--- START OF EXERCISE DATA ---
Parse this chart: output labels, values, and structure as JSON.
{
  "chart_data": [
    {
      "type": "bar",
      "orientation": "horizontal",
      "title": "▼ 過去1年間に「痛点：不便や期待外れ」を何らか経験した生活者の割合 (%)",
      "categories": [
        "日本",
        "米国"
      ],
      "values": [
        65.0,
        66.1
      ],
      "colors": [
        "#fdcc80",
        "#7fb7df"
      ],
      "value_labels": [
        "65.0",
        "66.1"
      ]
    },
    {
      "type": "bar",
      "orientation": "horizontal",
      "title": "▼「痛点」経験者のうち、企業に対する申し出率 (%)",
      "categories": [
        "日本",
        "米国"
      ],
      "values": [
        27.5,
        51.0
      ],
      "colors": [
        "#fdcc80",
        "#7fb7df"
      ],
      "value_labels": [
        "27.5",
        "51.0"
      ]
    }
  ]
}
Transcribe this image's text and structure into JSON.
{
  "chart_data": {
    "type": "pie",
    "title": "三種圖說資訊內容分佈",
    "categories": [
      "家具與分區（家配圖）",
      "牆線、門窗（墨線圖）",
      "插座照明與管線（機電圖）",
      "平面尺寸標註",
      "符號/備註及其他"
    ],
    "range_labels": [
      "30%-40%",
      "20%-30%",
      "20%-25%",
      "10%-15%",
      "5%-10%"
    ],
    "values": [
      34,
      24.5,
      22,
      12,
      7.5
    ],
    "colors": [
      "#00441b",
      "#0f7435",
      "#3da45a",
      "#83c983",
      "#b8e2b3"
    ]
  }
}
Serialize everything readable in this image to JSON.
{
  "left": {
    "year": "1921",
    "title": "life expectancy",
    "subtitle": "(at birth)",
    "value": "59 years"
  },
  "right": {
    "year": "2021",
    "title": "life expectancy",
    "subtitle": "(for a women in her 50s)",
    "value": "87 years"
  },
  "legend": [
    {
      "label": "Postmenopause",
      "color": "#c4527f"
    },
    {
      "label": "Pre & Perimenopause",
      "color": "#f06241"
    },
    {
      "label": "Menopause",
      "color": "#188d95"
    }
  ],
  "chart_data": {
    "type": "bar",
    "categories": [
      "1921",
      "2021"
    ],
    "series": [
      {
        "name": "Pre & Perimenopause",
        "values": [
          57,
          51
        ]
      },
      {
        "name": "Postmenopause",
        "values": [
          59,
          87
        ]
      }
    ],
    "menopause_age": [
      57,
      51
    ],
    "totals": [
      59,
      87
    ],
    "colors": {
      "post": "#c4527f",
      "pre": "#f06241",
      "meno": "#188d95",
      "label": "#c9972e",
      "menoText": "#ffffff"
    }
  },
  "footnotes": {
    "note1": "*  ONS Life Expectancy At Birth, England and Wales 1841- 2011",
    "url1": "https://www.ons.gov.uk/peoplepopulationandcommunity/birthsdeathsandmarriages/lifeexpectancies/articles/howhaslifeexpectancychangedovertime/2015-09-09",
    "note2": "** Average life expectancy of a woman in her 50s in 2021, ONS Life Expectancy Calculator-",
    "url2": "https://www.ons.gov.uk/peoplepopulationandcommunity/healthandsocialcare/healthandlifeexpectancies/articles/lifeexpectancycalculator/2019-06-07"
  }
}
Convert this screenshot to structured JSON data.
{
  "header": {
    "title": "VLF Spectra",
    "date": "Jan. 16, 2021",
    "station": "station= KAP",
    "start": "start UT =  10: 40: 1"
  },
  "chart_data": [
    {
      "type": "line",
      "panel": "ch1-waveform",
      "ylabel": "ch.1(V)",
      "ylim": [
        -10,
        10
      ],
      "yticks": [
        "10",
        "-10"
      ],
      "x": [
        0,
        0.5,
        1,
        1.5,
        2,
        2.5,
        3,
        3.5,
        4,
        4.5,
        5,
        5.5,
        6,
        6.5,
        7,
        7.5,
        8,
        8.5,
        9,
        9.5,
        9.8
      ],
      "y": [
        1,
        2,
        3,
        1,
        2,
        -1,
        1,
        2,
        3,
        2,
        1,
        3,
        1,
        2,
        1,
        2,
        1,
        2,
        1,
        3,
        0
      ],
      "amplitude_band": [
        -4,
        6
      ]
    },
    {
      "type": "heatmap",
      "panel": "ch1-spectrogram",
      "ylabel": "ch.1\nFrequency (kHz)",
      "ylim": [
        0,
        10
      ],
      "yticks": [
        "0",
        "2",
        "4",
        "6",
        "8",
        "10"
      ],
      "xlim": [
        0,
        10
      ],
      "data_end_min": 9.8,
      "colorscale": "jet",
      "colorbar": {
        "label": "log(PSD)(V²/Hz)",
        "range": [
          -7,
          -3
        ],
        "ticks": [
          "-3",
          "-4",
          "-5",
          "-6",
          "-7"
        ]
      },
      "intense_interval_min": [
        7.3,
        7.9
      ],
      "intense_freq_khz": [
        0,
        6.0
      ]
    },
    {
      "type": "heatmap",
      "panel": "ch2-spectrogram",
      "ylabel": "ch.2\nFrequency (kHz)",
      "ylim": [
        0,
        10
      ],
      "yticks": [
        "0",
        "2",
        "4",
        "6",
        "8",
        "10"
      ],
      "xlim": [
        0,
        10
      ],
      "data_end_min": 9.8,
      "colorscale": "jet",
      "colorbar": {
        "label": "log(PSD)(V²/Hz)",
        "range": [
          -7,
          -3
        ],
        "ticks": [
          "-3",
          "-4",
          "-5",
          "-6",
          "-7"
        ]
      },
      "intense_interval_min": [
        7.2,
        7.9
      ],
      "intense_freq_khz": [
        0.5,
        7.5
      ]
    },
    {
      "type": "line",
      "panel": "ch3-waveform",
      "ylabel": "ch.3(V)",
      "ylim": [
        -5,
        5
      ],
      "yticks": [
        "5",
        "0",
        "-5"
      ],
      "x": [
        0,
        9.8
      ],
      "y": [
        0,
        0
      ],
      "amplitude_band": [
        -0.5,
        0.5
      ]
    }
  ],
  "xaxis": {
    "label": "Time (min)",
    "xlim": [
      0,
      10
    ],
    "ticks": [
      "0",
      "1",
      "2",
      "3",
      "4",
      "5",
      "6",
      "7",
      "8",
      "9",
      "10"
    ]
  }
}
--- END OF EXERCISE DATA ---
* [WHAT IS BEING ASKED]: Tally the lines above containing "articles". Answer with the count only.

* [WORKED SOLUTION]: 2